Data excerpts
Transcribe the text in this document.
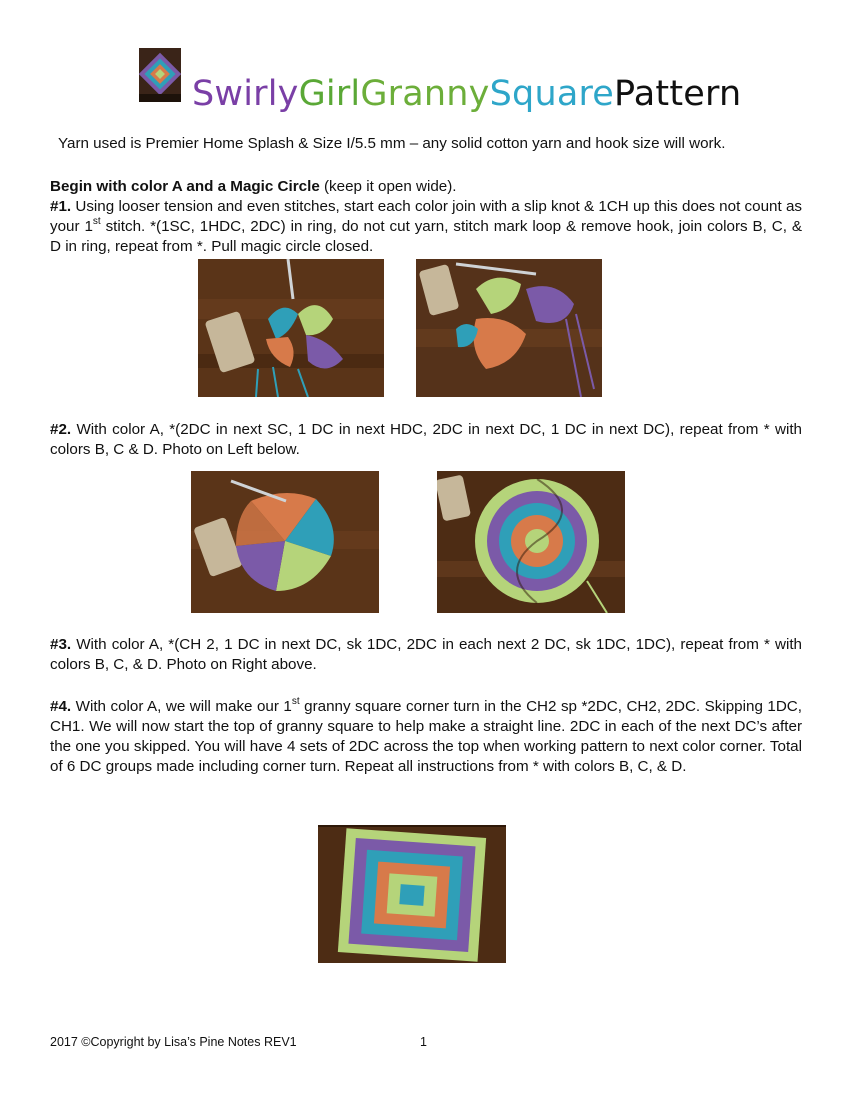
SwirlyGirlGrannySquarePattern

Yarn used is Premier Home Splash & Size I/5.5 mm – any solid cotton yarn and hook size will work.

Begin with color A and a Magic Circle (keep it open wide).
#1. Using looser tension and even stitches, start each color join with a slip knot & 1CH up this does not count as your 1st stitch. *(1SC, 1HDC, 2DC) in ring, do not cut yarn, stitch mark loop & remove hook, join colors B, C, & D in ring, repeat from *. Pull magic circle closed.

#2. With color A, *(2DC in next SC, 1 DC in next HDC, 2DC in next DC, 1 DC in next DC), repeat from * with colors B, C & D. Photo on Left below.

#3. With color A, *(CH 2, 1 DC in next DC, sk 1DC, 2DC in each next 2 DC, sk 1DC, 1DC), repeat from * with colors B, C, & D. Photo on Right above.

#4. With color A, we will make our 1st granny square corner turn in the CH2 sp *2DC, CH2, 2DC. Skipping 1DC, CH1. We will now start the top of granny square to help make a straight line. 2DC in each of the next DC’s after the one you skipped. You will have 4 sets of 2DC across the top when working pattern to next color corner. Total of 6 DC groups made including corner turn. Repeat all instructions from * with colors B, C, & D.

2017 ©Copyright by Lisa’s Pine Notes REV1	1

Aim of the exercise
Repeat the material above verbatim, with no pictures in the output.

Written answer
Transcribe the text in this document.
SwirlyGirlGrannySquarePattern

Yarn used is Premier Home Splash & Size I/5.5 mm – any solid cotton yarn and hook size will work.

Begin with color A and a Magic Circle (keep it open wide).
#1. Using looser tension and even stitches, start each color join with a slip knot & 1CH up this does not count as your 1st stitch. *(1SC, 1HDC, 2DC) in ring, do not cut yarn, stitch mark loop & remove hook, join colors B, C, & D in ring, repeat from *. Pull magic circle closed.

#2. With color A, *(2DC in next SC, 1 DC in next HDC, 2DC in next DC, 1 DC in next DC), repeat from * with colors B, C & D. Photo on Left below.

#3. With color A, *(CH 2, 1 DC in next DC, sk 1DC, 2DC in each next 2 DC, sk 1DC, 1DC), repeat from * with colors B, C, & D. Photo on Right above.

#4. With color A, we will make our 1st granny square corner turn in the CH2 sp *2DC, CH2, 2DC. Skipping 1DC, CH1. We will now start the top of granny square to help make a straight line. 2DC in each of the next DC’s after the one you skipped. You will have 4 sets of 2DC across the top when working pattern to next color corner. Total of 6 DC groups made including corner turn. Repeat all instructions from * with colors B, C, & D.

2017 ©Copyright by Lisa’s Pine Notes REV1	1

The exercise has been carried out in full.